> [Short problem]: Omit every picture, then give all the entries again exactly.

════

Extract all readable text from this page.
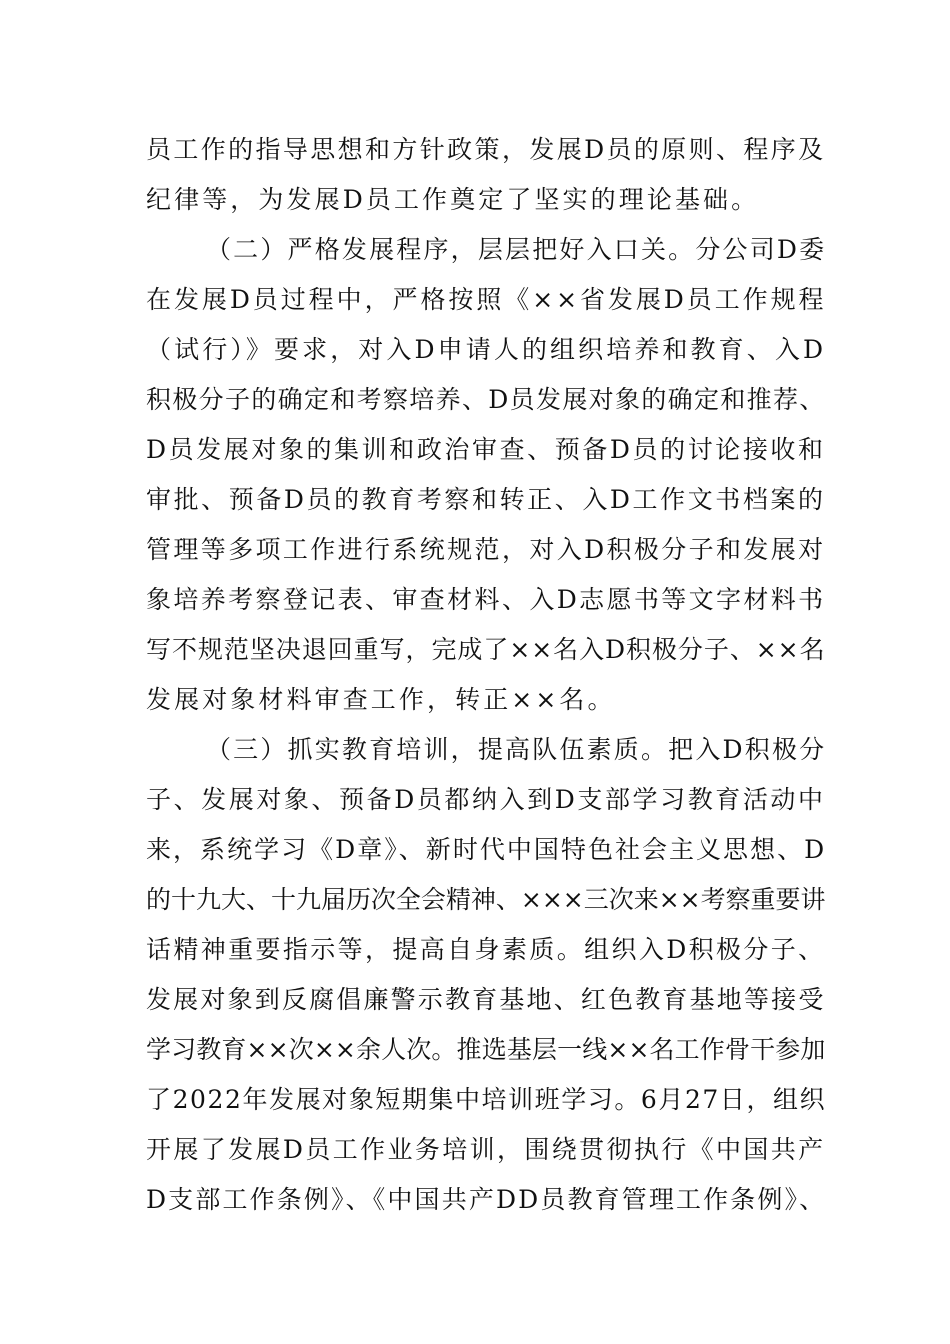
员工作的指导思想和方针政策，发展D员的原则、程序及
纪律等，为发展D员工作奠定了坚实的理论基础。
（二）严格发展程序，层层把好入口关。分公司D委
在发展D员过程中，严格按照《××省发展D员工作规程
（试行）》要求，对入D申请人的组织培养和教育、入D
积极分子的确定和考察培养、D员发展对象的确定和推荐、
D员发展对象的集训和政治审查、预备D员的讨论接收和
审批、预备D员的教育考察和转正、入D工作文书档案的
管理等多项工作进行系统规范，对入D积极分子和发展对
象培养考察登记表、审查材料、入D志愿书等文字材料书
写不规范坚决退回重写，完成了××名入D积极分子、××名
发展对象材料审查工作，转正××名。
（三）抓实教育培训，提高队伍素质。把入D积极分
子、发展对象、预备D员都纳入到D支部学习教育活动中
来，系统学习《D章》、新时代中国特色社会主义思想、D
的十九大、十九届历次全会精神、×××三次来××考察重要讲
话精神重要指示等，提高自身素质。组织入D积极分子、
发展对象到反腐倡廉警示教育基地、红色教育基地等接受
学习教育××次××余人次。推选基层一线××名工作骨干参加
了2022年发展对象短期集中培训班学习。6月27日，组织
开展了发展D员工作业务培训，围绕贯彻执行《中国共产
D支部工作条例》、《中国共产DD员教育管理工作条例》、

════

> [Solution to this problem]:
Extract all readable text from this page.
员工作的指导思想和方针政策，发展D员的原则、程序及
纪律等，为发展D员工作奠定了坚实的理论基础。
（二）严格发展程序，层层把好入口关。分公司D委
在发展D员过程中，严格按照《××省发展D员工作规程
（试行）》要求，对入D申请人的组织培养和教育、入D
积极分子的确定和考察培养、D员发展对象的确定和推荐、
D员发展对象的集训和政治审查、预备D员的讨论接收和
审批、预备D员的教育考察和转正、入D工作文书档案的
管理等多项工作进行系统规范，对入D积极分子和发展对
象培养考察登记表、审查材料、入D志愿书等文字材料书
写不规范坚决退回重写，完成了××名入D积极分子、××名
发展对象材料审查工作，转正××名。
（三）抓实教育培训，提高队伍素质。把入D积极分
子、发展对象、预备D员都纳入到D支部学习教育活动中
来，系统学习《D章》、新时代中国特色社会主义思想、D
的十九大、十九届历次全会精神、×××三次来××考察重要讲
话精神重要指示等，提高自身素质。组织入D积极分子、
发展对象到反腐倡廉警示教育基地、红色教育基地等接受
学习教育××次××余人次。推选基层一线××名工作骨干参加
了2022年发展对象短期集中培训班学习。6月27日，组织
开展了发展D员工作业务培训，围绕贯彻执行《中国共产
D支部工作条例》、《中国共产DD员教育管理工作条例》、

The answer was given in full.